## Data rows
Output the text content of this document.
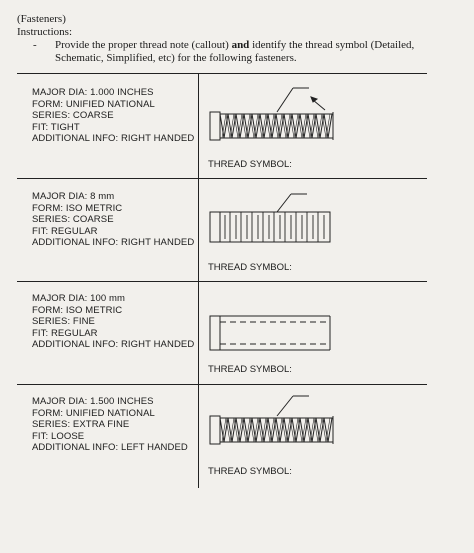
(Fasteners)
Instructions:
- Provide the proper thread note (callout) and identify the thread symbol (Detailed, Schematic, Simplified, etc) for the following fasteners.
MAJOR DIA: 1.000 INCHES
FORM: UNIFIED NATIONAL
SERIES: COARSE
FIT: TIGHT
ADDITIONAL INFO: RIGHT HANDED
THREAD SYMBOL:
MAJOR DIA: 8 mm
FORM: ISO METRIC
SERIES: COARSE
FIT: REGULAR
ADDITIONAL INFO: RIGHT HANDED
THREAD SYMBOL:
MAJOR DIA: 100 mm
FORM: ISO METRIC
SERIES: FINE
FIT: REGULAR
ADDITIONAL INFO: RIGHT HANDED
THREAD SYMBOL:
MAJOR DIA: 1.500 INCHES
FORM: UNIFIED NATIONAL
SERIES: EXTRA FINE
FIT: LOOSE
ADDITIONAL INFO: LEFT HANDED
THREAD SYMBOL:
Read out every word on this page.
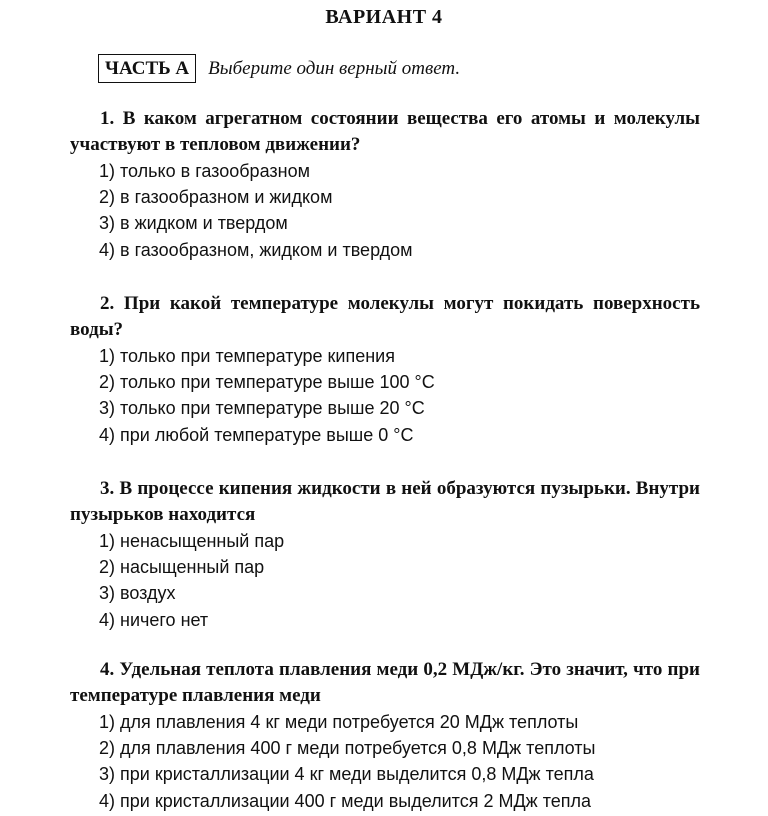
ВАРИАНТ 4
ЧАСТЬ А	Выберите один верный ответ.

1. В каком агрегатном состоянии вещества его атомы и молекулы участвуют в тепловом движении?

1) только в газообразном
2) в газообразном и жидком
3) в жидком и твердом
4) в газообразном, жидком и твердом

2. При какой температуре молекулы могут покидать поверхность воды?

1) только при температуре кипения
2) только при температуре выше 100 °С
3) только при температуре выше 20 °С
4) при любой температуре выше 0 °С

3. В процессе кипения жидкости в ней образуются пузырьки. Внутри пузырьков находится

1) ненасыщенный пар
2) насыщенный пар
3) воздух
4) ничего нет

4. Удельная теплота плавления меди 0,2 МДж/кг. Это значит, что при температуре плавления меди

1) для плавления 4 кг меди потребуется 20 МДж теплоты
2) для плавления 400 г меди потребуется 0,8 МДж теплоты
3) при кристаллизации 4 кг меди выделится 0,8 МДж тепла
4) при кристаллизации 400 г меди выделится 2 МДж тепла
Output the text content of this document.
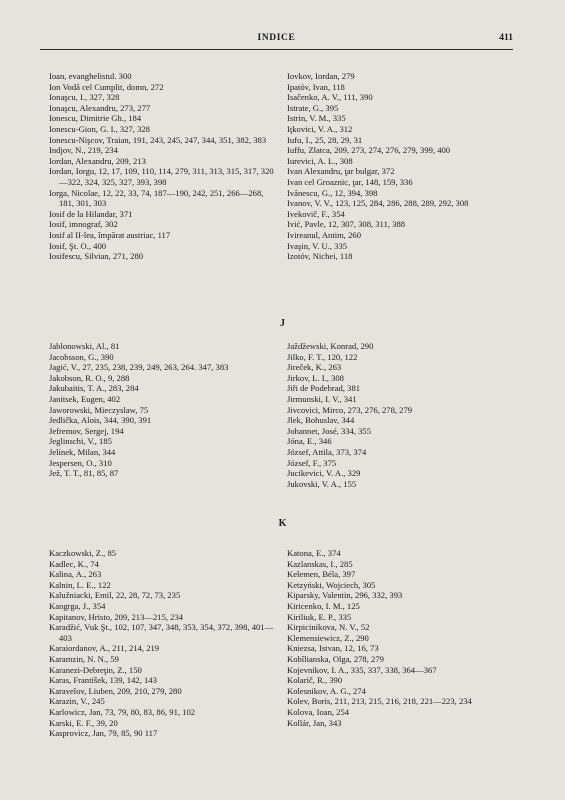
INDICE	411
Ioan, evanghelistul. 300
Ion Vodă cel Cumplit, domn, 272
Ionaşcu, I., 327, 328
Ionaşcu, Alexandru, 273, 277
Ionescu, Dimitrie Gh., 184
Ionescu-Gion, G. I., 327, 328
Ionescu-Nişcov, Traian, 191, 243, 245, 247, 344, 351, 382, 383
Indjov, N., 219, 234
Iordan, Alexandru, 209, 213
Iordan, Iorgu, 12, 17, 109, 110, 114, 279, 311, 313, 315, 317, 320—322, 324, 325, 327, 393, 398
Iorga, Nicolae, 12, 22, 33, 74, 187—190, 242, 251, 266—268, 181, 301, 303
Iosif de la Hilandar, 371
Iosif, imnograf, 302
Iosif al II-lea, împărat austriac, 117
Iosif, Şt. O., 400
Iosifescu, Silvian, 271, 280
Iovkov, Iordan, 279
Ipatóv, Ivan, 118
Isačenko, A. V., 111, 390
Istrate, G., 395
Istrin, V. M., 335
Iţkovici, V. A., 312
Iufu, I., 25, 28, 29, 31
Iuffu, Zlatca, 209, 273, 274, 276, 279, 399, 400
Iurevici, A. L., 308
Ivan Alexandru, ţar bulgar, 372
Ivan cel Groaznic, ţar, 148, 159, 336
Ivănescu, G., 12, 394, 398
Ivanov, V. V., 123, 125, 284, 286, 288, 289, 292, 308
Ivekovič, F., 354
Ivić, Pavle, 12, 307, 308, 311, 388
Ivireanul, Antim, 260
Ivaşin, V. U., 335
Izotóv, Nichei, 118
J
Jablonowski, Al., 81
Jacobsson, G., 390
Jagić, V., 27, 235, 238, 239, 249, 263, 264. 347, 383
Jakobson, R. O., 9, 288
Jakubaitis, T. A., 283, 284
Janitsek, Eugen, 402
Jaworowski, Mieczyslaw, 75
Jedlička, Alois, 344, 390, 391
Jefremov, Sergej, 194
Jeglinschi, V., 185
Jelínek, Milan, 344
Jespersen, O., 310
Jež, T. T., 81, 85, 87
Jaždžewski, Konrad, 290
Jilko, F. T., 120, 122
Jireček, K., 263
Jirkov, L. I., 308
Jiři de Podebrad, 381
Jirmunski, I. V., 341
Jivcovici, Mirco, 273, 276, 278, 279
Jlek, Bohuslav, 344
Johannet, José, 334, 355
Jóna, E., 346
József, Attila, 373, 374
József, F., 375
Jucikevici, V. A., 329
Jukovski, V. A., 155
K
Kaczkowski, Z., 85
Kadlec, K., 74
Kalina, A., 263
Kalnin, L. E., 122
Kalužniacki, Emil, 22, 28, 72, 73, 235
Kangrga, J., 354
Kapitanov, Hristo, 209, 213—215, 234
Karadžić, Vuk Şt., 102, 107, 347, 348, 353, 354, 372, 398, 401—403
Karaiordanov, A., 211, 214, 219
Karamzin, N. N., 59
Karanezi-Debreţin, Z., 150
Karas, František, 139, 142, 143
Karavelov, Liuben, 209, 210, 279, 280
Karazin, V., 245
Karlowicz, Jan, 73, 79, 80, 83, 86, 91, 102
Karski, E. F., 39, 20
Kasprovicz, Jan, 79, 85, 90 117
Katona, E., 374
Kazlanskas, I., 285
Kelemen, Béla, 397
Ketzyński, Wojciech, 305
Kiparsky, Valentin, 296, 332, 393
Kiricenko, I. M., 125
Kiriliuk, E. P., 335
Kirpicinikova, N. V., 52
Klemensiewicz, Z., 290
Kniezsa, Istvan, 12, 16, 73
Kobîlianska, Olga, 278, 279
Kojevnikov, I. A., 335, 337, 338, 364—367
Kolarič, R., 390
Kolesnikov, A. G., 274
Kolev, Boris, 211, 213, 215, 216, 218, 221—223, 234
Kolova, Ioan, 254
Kollár, Jan, 343
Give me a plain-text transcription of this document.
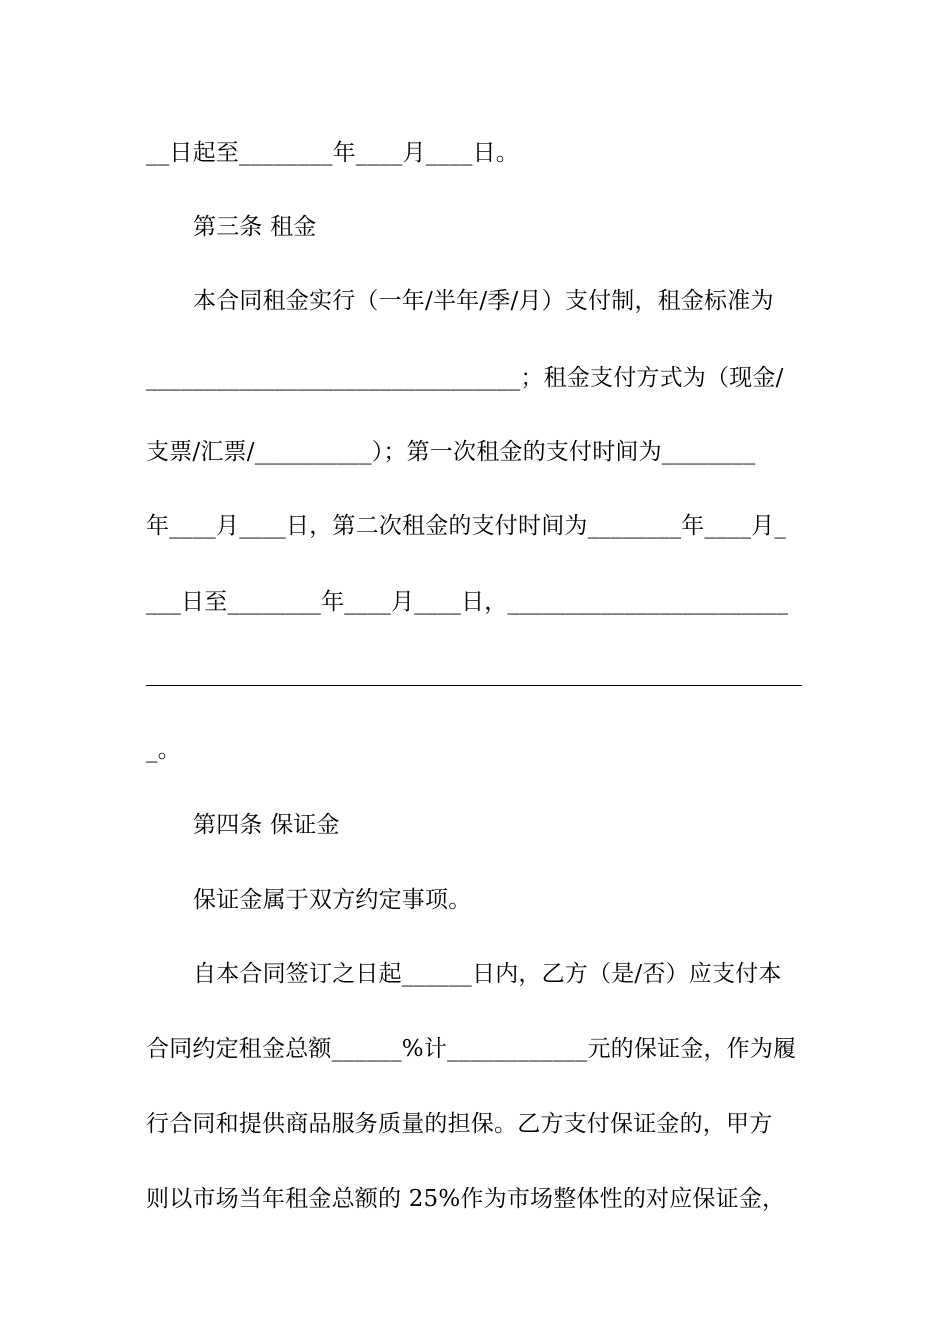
__日起至________年____月____日。
第三条 租金
本合同租金实行（一年/半年/季/月）支付制，租金标准为
________________________________；租金支付方式为（现金/
支票/汇票/__________）；第一次租金的支付时间为________
年____月____日，第二次租金的支付时间为________年____月_
___日至________年____月____日，________________________
_。
第四条 保证金
保证金属于双方约定事项。
自本合同签订之日起______日内，乙方（是/否）应支付本
合同约定租金总额______%计____________元的保证金，作为履
行合同和提供商品服务质量的担保。乙方支付保证金的，甲方
则以市场当年租金总额的 25%作为市场整体性的对应保证金，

## Task statement
Leave out each picture and extract the lines from the one containing "Give me a plain-text" through the end of the records above, inclusive, exactly as they stand.

## Solution to the problem
Give me a plain-text transcription of this document.
__日起至________年____月____日。
第三条 租金
本合同租金实行（一年/半年/季/月）支付制，租金标准为
________________________________；租金支付方式为（现金/
支票/汇票/__________）；第一次租金的支付时间为________
年____月____日，第二次租金的支付时间为________年____月_
___日至________年____月____日，________________________
_。
第四条 保证金
保证金属于双方约定事项。
自本合同签订之日起______日内，乙方（是/否）应支付本
合同约定租金总额______%计____________元的保证金，作为履
行合同和提供商品服务质量的担保。乙方支付保证金的，甲方
则以市场当年租金总额的 25%作为市场整体性的对应保证金，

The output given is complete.